(Saved data entries)
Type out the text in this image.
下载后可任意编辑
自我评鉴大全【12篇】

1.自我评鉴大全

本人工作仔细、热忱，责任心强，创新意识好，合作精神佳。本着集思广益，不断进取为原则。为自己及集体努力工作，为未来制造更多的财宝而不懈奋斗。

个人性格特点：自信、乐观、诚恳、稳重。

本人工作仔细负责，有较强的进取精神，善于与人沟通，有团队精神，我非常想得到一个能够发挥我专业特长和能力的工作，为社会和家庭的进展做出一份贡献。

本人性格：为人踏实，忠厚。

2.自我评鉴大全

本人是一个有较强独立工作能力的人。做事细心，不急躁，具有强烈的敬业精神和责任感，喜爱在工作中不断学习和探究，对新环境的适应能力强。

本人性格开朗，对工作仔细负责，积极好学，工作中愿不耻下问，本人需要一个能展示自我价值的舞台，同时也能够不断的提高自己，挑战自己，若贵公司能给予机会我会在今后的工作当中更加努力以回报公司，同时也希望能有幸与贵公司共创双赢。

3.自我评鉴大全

Directions >>
Identify all lines in the records above with the word "自我评鉴大全".

Correct output >>
自我评鉴大全【12篇】
1.自我评鉴大全
2.自我评鉴大全
3.自我评鉴大全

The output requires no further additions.